#### GOAL
Take all the material and copy it exactly.

══════

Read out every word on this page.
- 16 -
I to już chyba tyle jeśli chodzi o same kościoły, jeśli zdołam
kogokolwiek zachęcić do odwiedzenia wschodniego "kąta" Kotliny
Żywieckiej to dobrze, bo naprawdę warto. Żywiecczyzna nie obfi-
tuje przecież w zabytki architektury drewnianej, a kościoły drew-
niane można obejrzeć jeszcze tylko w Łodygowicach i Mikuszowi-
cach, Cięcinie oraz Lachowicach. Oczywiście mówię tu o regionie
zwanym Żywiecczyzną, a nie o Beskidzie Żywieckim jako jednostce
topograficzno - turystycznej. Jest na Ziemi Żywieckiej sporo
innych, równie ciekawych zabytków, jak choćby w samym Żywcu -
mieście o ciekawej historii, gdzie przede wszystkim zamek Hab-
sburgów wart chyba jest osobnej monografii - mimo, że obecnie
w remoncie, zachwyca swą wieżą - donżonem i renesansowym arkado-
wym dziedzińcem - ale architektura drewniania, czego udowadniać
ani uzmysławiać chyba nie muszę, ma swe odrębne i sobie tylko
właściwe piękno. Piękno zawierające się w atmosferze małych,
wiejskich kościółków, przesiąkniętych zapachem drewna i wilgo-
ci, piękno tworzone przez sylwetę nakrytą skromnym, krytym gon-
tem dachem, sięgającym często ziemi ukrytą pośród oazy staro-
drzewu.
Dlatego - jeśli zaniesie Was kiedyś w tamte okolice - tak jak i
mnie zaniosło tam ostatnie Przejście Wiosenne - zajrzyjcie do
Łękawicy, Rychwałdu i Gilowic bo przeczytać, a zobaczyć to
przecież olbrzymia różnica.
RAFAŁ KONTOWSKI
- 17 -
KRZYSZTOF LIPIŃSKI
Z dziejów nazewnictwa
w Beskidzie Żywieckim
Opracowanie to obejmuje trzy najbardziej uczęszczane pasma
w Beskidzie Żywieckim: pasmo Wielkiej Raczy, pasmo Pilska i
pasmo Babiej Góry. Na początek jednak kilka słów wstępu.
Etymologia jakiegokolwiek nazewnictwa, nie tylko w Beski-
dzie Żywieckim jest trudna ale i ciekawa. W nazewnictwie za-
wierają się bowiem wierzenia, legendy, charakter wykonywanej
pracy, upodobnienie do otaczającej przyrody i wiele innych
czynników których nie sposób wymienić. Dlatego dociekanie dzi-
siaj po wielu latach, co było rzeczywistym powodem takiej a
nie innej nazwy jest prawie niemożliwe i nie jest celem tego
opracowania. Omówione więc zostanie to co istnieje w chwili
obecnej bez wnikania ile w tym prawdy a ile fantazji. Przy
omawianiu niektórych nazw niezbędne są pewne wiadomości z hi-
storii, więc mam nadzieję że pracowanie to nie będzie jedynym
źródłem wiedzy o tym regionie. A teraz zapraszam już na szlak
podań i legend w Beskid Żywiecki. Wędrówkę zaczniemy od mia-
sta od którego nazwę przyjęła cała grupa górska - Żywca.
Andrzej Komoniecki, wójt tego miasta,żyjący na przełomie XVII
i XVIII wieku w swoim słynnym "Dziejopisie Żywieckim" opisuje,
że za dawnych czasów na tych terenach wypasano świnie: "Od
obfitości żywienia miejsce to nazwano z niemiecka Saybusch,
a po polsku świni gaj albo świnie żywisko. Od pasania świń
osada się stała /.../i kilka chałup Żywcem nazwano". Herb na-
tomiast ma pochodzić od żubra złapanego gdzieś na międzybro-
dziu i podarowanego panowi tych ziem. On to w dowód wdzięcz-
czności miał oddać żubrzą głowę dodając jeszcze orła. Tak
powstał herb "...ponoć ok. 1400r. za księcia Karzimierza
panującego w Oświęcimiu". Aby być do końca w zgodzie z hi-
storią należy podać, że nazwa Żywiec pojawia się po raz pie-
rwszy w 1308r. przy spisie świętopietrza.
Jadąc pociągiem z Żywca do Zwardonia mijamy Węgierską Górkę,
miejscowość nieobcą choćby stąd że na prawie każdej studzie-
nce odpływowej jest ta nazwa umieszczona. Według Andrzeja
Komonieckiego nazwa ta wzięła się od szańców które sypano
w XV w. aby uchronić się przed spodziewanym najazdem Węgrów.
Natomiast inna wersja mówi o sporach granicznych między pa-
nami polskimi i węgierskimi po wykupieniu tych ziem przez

══════

#### ANSWER TO THIS TASK
Read out every word on this page.
- 16 -
I to już chyba tyle jeśli chodzi o same kościoły, jeśli zdołam
kogokolwiek zachęcić do odwiedzenia wschodniego "kąta" Kotliny
Żywieckiej to dobrze, bo naprawdę warto. Żywiecczyzna nie obfi-
tuje przecież w zabytki architektury drewnianej, a kościoły drew-
niane można obejrzeć jeszcze tylko w Łodygowicach i Mikuszowi-
cach, Cięcinie oraz Lachowicach. Oczywiście mówię tu o regionie
zwanym Żywiecczyzną, a nie o Beskidzie Żywieckim jako jednostce
topograficzno - turystycznej. Jest na Ziemi Żywieckiej sporo
innych, równie ciekawych zabytków, jak choćby w samym Żywcu -
mieście o ciekawej historii, gdzie przede wszystkim zamek Hab-
sburgów wart chyba jest osobnej monografii - mimo, że obecnie
w remoncie, zachwyca swą wieżą - donżonem i renesansowym arkado-
wym dziedzińcem - ale architektura drewniania, czego udowadniać
ani uzmysławiać chyba nie muszę, ma swe odrębne i sobie tylko
właściwe piękno. Piękno zawierające się w atmosferze małych,
wiejskich kościółków, przesiąkniętych zapachem drewna i wilgo-
ci, piękno tworzone przez sylwetę nakrytą skromnym, krytym gon-
tem dachem, sięgającym często ziemi ukrytą pośród oazy staro-
drzewu.
Dlatego - jeśli zaniesie Was kiedyś w tamte okolice - tak jak i
mnie zaniosło tam ostatnie Przejście Wiosenne - zajrzyjcie do
Łękawicy, Rychwałdu i Gilowic bo przeczytać, a zobaczyć to
przecież olbrzymia różnica.
RAFAŁ KONTOWSKI
- 17 -
KRZYSZTOF LIPIŃSKI
Z dziejów nazewnictwa
w Beskidzie Żywieckim
Opracowanie to obejmuje trzy najbardziej uczęszczane pasma
w Beskidzie Żywieckim: pasmo Wielkiej Raczy, pasmo Pilska i
pasmo Babiej Góry. Na początek jednak kilka słów wstępu.
Etymologia jakiegokolwiek nazewnictwa, nie tylko w Beski-
dzie Żywieckim jest trudna ale i ciekawa. W nazewnictwie za-
wierają się bowiem wierzenia, legendy, charakter wykonywanej
pracy, upodobnienie do otaczającej przyrody i wiele innych
czynników których nie sposób wymienić. Dlatego dociekanie dzi-
siaj po wielu latach, co było rzeczywistym powodem takiej a
nie innej nazwy jest prawie niemożliwe i nie jest celem tego
opracowania. Omówione więc zostanie to co istnieje w chwili
obecnej bez wnikania ile w tym prawdy a ile fantazji. Przy
omawianiu niektórych nazw niezbędne są pewne wiadomości z hi-
storii, więc mam nadzieję że pracowanie to nie będzie jedynym
źródłem wiedzy o tym regionie. A teraz zapraszam już na szlak
podań i legend w Beskid Żywiecki. Wędrówkę zaczniemy od mia-
sta od którego nazwę przyjęła cała grupa górska - Żywca.
Andrzej Komoniecki, wójt tego miasta,żyjący na przełomie XVII
i XVIII wieku w swoim słynnym "Dziejopisie Żywieckim" opisuje,
że za dawnych czasów na tych terenach wypasano świnie: "Od
obfitości żywienia miejsce to nazwano z niemiecka Saybusch,
a po polsku świni gaj albo świnie żywisko. Od pasania świń
osada się stała /.../i kilka chałup Żywcem nazwano". Herb na-
tomiast ma pochodzić od żubra złapanego gdzieś na międzybro-
dziu i podarowanego panowi tych ziem. On to w dowód wdzięcz-
czności miał oddać żubrzą głowę dodając jeszcze orła. Tak
powstał herb "...ponoć ok. 1400r. za księcia Karzimierza
panującego w Oświęcimiu". Aby być do końca w zgodzie z hi-
storią należy podać, że nazwa Żywiec pojawia się po raz pie-
rwszy w 1308r. przy spisie świętopietrza.
Jadąc pociągiem z Żywca do Zwardonia mijamy Węgierską Górkę,
miejscowość nieobcą choćby stąd że na prawie każdej studzie-
nce odpływowej jest ta nazwa umieszczona. Według Andrzeja
Komonieckiego nazwa ta wzięła się od szańców które sypano
w XV w. aby uchronić się przed spodziewanym najazdem Węgrów.
Natomiast inna wersja mówi o sporach granicznych między pa-
nami polskimi i węgierskimi po wykupieniu tych ziem przez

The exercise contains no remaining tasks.